▶ TO DO: Give only the number of lines in the data that include the string "name".

Items from a figure collection
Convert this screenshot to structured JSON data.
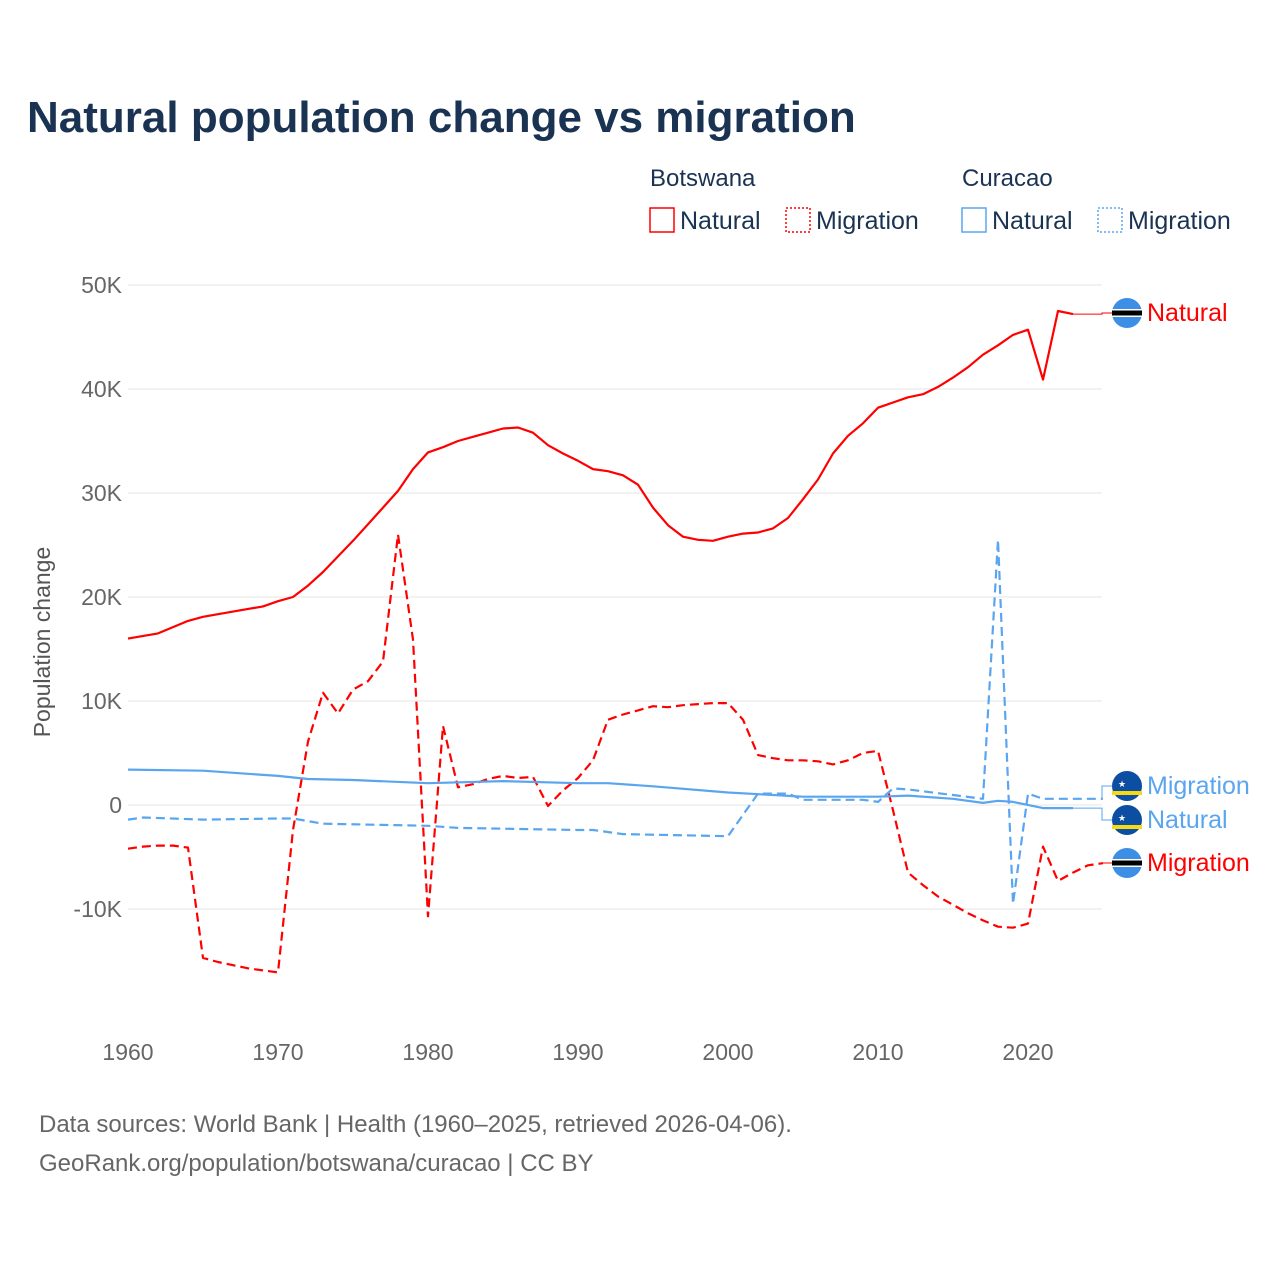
{
  "chart_data": {
    "type": "line",
    "title": "Natural population change vs migration",
    "ylabel": "Population change",
    "xlabel": "",
    "xlim": [
      1960,
      2025
    ],
    "ylim": [
      -20000,
      50000
    ],
    "xticks": [
      {
        "v": 1960,
        "label": "1960"
      },
      {
        "v": 1970,
        "label": "1970"
      },
      {
        "v": 1980,
        "label": "1980"
      },
      {
        "v": 1990,
        "label": "1990"
      },
      {
        "v": 2000,
        "label": "2000"
      },
      {
        "v": 2010,
        "label": "2010"
      },
      {
        "v": 2020,
        "label": "2020"
      }
    ],
    "yticks": [
      {
        "v": 50000,
        "label": "50K"
      },
      {
        "v": 40000,
        "label": "40K"
      },
      {
        "v": 30000,
        "label": "30K"
      },
      {
        "v": 20000,
        "label": "20K"
      },
      {
        "v": 10000,
        "label": "10K"
      },
      {
        "v": 0,
        "label": "0"
      },
      {
        "v": -10000,
        "label": "-10K"
      }
    ],
    "grid": true,
    "legend_placement": "top-right",
    "legend": [
      {
        "group": "Botswana",
        "items": [
          "Natural",
          "Migration"
        ]
      },
      {
        "group": "Curacao",
        "items": [
          "Natural",
          "Migration"
        ]
      }
    ],
    "colors": {
      "Botswana": "#ff0000",
      "Curacao": "#5aa5f0"
    },
    "series": [
      {
        "name": "Botswana Natural",
        "country": "Botswana",
        "kind": "Natural",
        "dash": false,
        "end_label": "Natural",
        "x": [
          1960,
          1962,
          1964,
          1965,
          1967,
          1969,
          1970,
          1971,
          1972,
          1973,
          1974,
          1975,
          1976,
          1977,
          1978,
          1979,
          1980,
          1981,
          1982,
          1983,
          1984,
          1985,
          1986,
          1987,
          1988,
          1989,
          1990,
          1991,
          1992,
          1993,
          1994,
          1995,
          1996,
          1997,
          1998,
          1999,
          2000,
          2001,
          2002,
          2003,
          2004,
          2005,
          2006,
          2007,
          2008,
          2009,
          2010,
          2011,
          2012,
          2013,
          2014,
          2015,
          2016,
          2017,
          2018,
          2019,
          2020,
          2021,
          2022,
          2023
        ],
        "y": [
          16000,
          16500,
          17700,
          18100,
          18600,
          19100,
          19600,
          20000,
          21100,
          22400,
          23900,
          25400,
          27000,
          28600,
          30200,
          32300,
          33900,
          34400,
          35000,
          35400,
          35800,
          36200,
          36300,
          35800,
          34600,
          33800,
          33100,
          32300,
          32100,
          31700,
          30800,
          28600,
          26900,
          25800,
          25500,
          25400,
          25800,
          26100,
          26200,
          26600,
          27600,
          29400,
          31300,
          33800,
          35500,
          36700,
          38200,
          38700,
          39200,
          39500,
          40200,
          41100,
          42100,
          43300,
          44200,
          45200,
          45700,
          40900,
          47500,
          47200
        ]
      },
      {
        "name": "Botswana Migration",
        "country": "Botswana",
        "kind": "Migration",
        "dash": true,
        "end_label": "Migration",
        "x": [
          1960,
          1961,
          1962,
          1963,
          1964,
          1965,
          1966,
          1967,
          1968,
          1969,
          1970,
          1971,
          1972,
          1973,
          1974,
          1975,
          1976,
          1977,
          1978,
          1979,
          1980,
          1981,
          1982,
          1983,
          1984,
          1985,
          1986,
          1987,
          1988,
          1989,
          1990,
          1991,
          1992,
          1993,
          1994,
          1995,
          1996,
          1997,
          1998,
          1999,
          2000,
          2001,
          2002,
          2003,
          2004,
          2005,
          2006,
          2007,
          2008,
          2009,
          2010,
          2011,
          2012,
          2013,
          2014,
          2015,
          2016,
          2017,
          2018,
          2019,
          2020,
          2021,
          2022,
          2023,
          2024,
          2025
        ],
        "y": [
          -4200,
          -4000,
          -3900,
          -3900,
          -4100,
          -14700,
          -15100,
          -15400,
          -15700,
          -15900,
          -16100,
          -2400,
          6100,
          10800,
          8800,
          11100,
          11900,
          13800,
          26000,
          15900,
          -10700,
          7600,
          1700,
          2000,
          2500,
          2800,
          2600,
          2700,
          -100,
          1400,
          2600,
          4300,
          8200,
          8700,
          9100,
          9500,
          9400,
          9600,
          9700,
          9800,
          9800,
          8200,
          4800,
          4500,
          4300,
          4300,
          4200,
          3900,
          4300,
          5000,
          5200,
          -500,
          -6500,
          -7700,
          -8800,
          -9600,
          -10400,
          -11100,
          -11700,
          -11800,
          -11400,
          -4000,
          -7300,
          -6500,
          -5800,
          -5600
        ]
      },
      {
        "name": "Curacao Natural",
        "country": "Curacao",
        "kind": "Natural",
        "dash": false,
        "end_label": "Natural",
        "x": [
          1960,
          1965,
          1970,
          1972,
          1975,
          1980,
          1985,
          1990,
          1992,
          1995,
          2000,
          2005,
          2010,
          2012,
          2015,
          2017,
          2018,
          2019,
          2021,
          2023
        ],
        "y": [
          3400,
          3300,
          2800,
          2500,
          2400,
          2100,
          2300,
          2100,
          2100,
          1800,
          1200,
          800,
          800,
          900,
          600,
          200,
          400,
          300,
          -300,
          -300
        ]
      },
      {
        "name": "Curacao Migration",
        "country": "Curacao",
        "kind": "Migration",
        "dash": true,
        "end_label": "Migration",
        "x": [
          1960,
          1961,
          1965,
          1970,
          1971,
          1973,
          1980,
          1982,
          1990,
          1991,
          1993,
          2000,
          2002,
          2004,
          2005,
          2009,
          2010,
          2011,
          2012,
          2017,
          2018,
          2019,
          2020,
          2021,
          2025
        ],
        "y": [
          -1400,
          -1200,
          -1400,
          -1300,
          -1300,
          -1800,
          -2000,
          -2200,
          -2400,
          -2400,
          -2800,
          -3000,
          1100,
          1100,
          500,
          500,
          300,
          1600,
          1500,
          600,
          25500,
          -9500,
          1100,
          600,
          600
        ]
      }
    ]
  },
  "footer": {
    "source": "Data sources: World Bank | Health (1960–2025, retrieved 2026-04-06).",
    "credit": "GeoRank.org/population/botswana/curacao | CC BY"
  }
}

▶ RESULT OF THIS EXERCISE: 4